PROBLEM TO SOLVE: Copy every line that contains the string "chevron" from the entries below.

STORED DATA:
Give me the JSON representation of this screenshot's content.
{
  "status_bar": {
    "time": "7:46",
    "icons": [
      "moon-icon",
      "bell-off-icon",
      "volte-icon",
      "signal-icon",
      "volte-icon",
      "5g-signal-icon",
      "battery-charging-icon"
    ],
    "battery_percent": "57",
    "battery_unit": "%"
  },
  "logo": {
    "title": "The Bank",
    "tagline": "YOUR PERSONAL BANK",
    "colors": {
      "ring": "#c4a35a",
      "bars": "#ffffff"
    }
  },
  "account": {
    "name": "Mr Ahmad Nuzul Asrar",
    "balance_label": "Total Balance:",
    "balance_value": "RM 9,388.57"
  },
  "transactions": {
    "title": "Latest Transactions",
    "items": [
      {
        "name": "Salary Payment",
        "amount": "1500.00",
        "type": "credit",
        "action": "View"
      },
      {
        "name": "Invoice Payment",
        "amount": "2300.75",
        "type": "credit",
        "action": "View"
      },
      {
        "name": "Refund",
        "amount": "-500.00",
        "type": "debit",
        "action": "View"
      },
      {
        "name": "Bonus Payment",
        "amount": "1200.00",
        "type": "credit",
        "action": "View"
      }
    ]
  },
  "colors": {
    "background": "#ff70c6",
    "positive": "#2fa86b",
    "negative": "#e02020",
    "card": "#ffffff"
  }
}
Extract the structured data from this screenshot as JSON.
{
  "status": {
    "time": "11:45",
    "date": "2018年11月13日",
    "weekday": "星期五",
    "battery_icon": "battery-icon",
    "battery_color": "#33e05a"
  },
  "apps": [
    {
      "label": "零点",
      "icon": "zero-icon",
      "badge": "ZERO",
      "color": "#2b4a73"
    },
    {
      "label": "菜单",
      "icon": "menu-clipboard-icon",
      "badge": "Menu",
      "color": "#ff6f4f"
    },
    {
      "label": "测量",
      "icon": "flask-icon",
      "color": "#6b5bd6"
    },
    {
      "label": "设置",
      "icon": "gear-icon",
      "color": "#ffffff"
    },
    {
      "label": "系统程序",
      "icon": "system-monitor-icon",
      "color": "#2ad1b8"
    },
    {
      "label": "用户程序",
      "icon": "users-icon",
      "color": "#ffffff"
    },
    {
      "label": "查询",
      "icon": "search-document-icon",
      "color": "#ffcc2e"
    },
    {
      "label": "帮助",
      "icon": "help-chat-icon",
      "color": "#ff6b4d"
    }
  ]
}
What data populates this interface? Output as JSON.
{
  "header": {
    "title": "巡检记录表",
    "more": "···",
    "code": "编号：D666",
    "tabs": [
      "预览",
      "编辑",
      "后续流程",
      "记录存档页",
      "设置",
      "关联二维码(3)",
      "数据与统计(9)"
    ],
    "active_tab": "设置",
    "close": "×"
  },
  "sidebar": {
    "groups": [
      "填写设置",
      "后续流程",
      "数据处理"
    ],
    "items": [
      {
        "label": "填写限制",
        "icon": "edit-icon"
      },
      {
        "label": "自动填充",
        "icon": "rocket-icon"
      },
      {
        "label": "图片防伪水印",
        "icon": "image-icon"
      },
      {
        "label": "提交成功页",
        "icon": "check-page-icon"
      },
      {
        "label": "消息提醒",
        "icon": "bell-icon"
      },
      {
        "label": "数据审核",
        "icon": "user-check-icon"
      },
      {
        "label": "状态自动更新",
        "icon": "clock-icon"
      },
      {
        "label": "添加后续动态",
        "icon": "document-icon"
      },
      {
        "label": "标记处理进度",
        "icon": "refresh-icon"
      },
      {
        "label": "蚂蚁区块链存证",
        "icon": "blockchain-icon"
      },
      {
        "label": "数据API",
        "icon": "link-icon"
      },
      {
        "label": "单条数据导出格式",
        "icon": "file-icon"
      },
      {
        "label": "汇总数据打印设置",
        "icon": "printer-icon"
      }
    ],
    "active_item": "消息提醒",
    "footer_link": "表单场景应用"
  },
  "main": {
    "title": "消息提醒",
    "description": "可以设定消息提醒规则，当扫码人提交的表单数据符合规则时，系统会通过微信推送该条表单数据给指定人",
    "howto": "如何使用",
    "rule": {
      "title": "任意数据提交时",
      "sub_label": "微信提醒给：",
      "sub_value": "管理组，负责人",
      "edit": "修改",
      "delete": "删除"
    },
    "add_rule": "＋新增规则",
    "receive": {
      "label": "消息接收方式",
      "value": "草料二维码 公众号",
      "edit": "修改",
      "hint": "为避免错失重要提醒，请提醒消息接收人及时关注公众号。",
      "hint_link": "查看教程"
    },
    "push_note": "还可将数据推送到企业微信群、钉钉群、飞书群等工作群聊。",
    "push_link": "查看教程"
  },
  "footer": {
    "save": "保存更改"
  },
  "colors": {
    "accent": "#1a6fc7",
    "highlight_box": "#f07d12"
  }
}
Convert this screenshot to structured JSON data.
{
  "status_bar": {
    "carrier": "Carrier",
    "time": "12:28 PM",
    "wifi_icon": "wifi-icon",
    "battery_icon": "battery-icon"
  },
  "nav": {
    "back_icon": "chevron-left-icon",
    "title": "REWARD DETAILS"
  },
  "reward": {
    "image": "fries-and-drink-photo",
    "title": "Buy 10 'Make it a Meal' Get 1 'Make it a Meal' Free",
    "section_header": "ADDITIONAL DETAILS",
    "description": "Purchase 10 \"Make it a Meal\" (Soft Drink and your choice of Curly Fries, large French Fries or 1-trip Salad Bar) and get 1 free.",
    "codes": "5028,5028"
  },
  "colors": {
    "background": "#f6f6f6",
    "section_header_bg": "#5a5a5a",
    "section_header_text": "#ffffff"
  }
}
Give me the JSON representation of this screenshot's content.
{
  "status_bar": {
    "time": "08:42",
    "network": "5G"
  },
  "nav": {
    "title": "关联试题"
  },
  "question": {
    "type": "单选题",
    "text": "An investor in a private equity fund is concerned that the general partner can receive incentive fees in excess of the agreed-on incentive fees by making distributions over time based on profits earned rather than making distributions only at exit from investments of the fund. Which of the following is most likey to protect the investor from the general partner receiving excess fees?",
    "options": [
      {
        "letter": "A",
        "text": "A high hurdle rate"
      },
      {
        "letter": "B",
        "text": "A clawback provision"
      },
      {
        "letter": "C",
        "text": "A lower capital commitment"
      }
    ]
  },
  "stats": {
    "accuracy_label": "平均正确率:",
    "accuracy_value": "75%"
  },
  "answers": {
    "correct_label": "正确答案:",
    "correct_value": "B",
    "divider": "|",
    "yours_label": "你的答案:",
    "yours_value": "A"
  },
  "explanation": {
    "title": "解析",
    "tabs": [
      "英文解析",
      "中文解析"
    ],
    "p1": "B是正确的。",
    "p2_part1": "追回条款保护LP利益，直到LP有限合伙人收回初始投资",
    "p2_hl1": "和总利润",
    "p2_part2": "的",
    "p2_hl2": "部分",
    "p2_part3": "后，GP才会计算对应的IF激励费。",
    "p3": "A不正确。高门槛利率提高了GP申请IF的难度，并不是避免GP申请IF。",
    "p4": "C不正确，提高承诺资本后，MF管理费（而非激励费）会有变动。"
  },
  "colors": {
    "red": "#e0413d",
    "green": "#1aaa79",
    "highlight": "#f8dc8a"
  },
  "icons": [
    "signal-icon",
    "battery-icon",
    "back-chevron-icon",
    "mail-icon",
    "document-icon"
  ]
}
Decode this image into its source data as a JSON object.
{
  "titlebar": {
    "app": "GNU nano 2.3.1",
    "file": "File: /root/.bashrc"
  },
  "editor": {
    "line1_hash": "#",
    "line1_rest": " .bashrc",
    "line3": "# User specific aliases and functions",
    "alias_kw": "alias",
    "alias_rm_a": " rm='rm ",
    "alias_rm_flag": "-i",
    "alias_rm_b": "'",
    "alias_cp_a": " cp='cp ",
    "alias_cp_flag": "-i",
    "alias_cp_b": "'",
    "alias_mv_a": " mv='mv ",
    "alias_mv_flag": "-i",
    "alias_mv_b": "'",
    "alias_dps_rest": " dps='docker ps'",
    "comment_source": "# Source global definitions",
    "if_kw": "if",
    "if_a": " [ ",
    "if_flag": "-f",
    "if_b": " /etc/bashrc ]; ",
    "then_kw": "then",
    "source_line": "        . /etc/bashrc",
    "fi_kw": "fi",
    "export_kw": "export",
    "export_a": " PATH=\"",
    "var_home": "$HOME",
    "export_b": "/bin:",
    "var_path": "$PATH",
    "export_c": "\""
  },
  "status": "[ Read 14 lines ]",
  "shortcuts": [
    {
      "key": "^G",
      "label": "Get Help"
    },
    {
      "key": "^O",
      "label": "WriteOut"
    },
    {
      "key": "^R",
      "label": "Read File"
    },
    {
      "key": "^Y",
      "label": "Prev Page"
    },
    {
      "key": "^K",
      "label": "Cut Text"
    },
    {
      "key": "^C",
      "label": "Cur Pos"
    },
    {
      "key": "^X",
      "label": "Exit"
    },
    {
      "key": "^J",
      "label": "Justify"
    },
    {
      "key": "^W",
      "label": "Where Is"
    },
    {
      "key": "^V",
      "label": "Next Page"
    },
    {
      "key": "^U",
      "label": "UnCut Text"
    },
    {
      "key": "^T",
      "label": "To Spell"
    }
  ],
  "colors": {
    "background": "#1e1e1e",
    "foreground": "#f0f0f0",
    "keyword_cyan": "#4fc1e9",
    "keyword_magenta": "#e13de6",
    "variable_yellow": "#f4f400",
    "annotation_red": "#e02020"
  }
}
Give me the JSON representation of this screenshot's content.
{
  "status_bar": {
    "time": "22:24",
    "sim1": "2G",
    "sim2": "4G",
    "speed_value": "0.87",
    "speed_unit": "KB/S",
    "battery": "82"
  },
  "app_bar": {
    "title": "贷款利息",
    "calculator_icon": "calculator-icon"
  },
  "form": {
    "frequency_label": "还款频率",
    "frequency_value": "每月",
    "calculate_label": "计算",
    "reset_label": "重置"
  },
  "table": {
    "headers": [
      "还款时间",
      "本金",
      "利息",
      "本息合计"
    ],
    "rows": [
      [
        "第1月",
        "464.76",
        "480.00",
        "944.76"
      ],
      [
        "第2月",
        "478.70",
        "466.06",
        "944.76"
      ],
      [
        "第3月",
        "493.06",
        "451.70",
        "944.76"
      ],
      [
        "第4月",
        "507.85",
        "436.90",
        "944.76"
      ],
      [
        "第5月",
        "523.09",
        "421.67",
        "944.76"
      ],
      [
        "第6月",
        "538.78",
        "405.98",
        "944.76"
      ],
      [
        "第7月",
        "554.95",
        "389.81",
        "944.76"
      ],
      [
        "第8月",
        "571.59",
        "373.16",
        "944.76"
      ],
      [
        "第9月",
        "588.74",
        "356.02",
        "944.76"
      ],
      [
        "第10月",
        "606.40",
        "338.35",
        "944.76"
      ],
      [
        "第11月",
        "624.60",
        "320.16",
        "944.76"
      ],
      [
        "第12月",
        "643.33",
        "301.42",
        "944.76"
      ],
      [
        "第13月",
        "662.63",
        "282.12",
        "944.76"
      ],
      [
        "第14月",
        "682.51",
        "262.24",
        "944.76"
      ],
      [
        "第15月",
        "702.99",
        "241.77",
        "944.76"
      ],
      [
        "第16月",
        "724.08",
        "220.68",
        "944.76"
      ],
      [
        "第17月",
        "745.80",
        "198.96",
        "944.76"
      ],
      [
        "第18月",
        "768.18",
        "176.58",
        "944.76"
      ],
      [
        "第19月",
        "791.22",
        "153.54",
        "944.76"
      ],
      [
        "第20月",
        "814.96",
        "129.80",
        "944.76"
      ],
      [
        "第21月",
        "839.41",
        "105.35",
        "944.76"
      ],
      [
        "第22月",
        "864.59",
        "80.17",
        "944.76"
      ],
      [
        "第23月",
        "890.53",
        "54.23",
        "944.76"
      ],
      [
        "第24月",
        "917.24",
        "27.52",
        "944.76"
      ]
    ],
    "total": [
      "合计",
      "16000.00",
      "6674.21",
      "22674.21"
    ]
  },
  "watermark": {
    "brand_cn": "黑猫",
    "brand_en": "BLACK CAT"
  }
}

RESPONSE BELOW:
    "back_icon": "chevron-left-icon",
    "back-chevron-icon",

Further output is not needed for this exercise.